PROBLEM TO WORK ON » Go through the lines below and copy each one that holds the string "atteint".

⟨

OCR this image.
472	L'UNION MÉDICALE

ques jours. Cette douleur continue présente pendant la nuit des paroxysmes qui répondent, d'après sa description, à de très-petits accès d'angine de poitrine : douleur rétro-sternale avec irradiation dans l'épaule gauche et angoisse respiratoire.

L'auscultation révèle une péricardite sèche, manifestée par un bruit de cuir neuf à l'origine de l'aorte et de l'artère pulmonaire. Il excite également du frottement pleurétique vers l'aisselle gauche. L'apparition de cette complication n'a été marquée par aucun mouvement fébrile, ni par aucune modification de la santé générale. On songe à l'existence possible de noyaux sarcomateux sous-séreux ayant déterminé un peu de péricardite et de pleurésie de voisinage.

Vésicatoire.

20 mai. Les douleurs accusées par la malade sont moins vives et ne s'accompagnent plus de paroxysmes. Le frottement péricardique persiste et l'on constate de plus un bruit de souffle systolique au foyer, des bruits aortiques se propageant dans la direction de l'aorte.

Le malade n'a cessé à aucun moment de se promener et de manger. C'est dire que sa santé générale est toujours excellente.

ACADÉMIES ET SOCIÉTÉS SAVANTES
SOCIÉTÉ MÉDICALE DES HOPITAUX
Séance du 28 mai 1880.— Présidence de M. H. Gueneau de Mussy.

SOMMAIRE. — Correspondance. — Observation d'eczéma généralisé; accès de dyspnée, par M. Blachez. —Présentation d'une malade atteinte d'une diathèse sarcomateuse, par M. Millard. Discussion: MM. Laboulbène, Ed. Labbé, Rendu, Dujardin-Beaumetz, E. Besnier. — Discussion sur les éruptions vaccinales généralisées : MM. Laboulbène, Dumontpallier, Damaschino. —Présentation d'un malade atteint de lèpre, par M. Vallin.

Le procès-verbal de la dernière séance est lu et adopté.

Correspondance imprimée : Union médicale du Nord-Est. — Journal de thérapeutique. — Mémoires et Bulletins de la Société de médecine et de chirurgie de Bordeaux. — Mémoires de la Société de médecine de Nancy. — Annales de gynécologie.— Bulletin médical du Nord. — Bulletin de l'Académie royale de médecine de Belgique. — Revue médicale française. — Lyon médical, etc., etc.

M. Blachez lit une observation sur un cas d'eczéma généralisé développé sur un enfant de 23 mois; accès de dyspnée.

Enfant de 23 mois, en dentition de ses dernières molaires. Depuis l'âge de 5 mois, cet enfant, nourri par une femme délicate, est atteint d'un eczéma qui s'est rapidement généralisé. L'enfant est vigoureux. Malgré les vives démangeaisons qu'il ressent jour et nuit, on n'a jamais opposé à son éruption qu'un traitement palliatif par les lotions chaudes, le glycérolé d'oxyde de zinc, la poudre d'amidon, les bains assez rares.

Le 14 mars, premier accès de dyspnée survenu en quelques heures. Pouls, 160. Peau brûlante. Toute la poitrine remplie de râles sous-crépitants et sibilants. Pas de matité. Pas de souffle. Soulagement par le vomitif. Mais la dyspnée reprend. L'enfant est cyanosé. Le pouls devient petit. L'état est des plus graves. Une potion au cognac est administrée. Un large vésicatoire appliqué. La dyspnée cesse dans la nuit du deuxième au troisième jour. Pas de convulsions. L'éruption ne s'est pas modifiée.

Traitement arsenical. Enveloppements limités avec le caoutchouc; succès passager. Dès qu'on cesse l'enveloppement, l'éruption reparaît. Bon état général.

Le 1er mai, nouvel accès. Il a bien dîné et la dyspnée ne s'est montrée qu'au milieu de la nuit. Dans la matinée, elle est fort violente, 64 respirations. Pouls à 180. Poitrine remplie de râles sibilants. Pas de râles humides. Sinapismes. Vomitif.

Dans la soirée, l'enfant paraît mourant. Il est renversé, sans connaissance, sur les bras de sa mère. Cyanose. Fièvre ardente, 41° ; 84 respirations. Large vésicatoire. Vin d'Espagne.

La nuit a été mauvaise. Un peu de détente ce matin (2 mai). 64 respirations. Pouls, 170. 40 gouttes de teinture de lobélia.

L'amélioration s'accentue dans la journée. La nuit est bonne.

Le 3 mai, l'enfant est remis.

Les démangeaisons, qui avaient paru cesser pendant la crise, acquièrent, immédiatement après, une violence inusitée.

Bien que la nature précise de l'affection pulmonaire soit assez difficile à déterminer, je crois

⟩

ANSWER BELOW »
SOMMAIRE. — Correspondance. — Observation d'eczéma généralisé; accès de dyspnée, par M. Blachez. —Présentation d'une malade atteinte d'une diathèse sarcomateuse, par M. Millard. Discussion: MM. Laboulbène, Ed. Labbé, Rendu, Dujardin-Beaumetz, E. Besnier. — Discussion sur les éruptions vaccinales généralisées : MM. Laboulbène, Dumontpallier, Damaschino. —Présentation d'un malade atteint de lèpre, par M. Vallin.
Enfant de 23 mois, en dentition de ses dernières molaires. Depuis l'âge de 5 mois, cet enfant, nourri par une femme délicate, est atteint d'un eczéma qui s'est rapidement généralisé. L'enfant est vigoureux. Malgré les vives démangeaisons qu'il ressent jour et nuit, on n'a jamais opposé à son éruption qu'un traitement palliatif par les lotions chaudes, le glycérolé d'oxyde de zinc, la poudre d'amidon, les bains assez rares.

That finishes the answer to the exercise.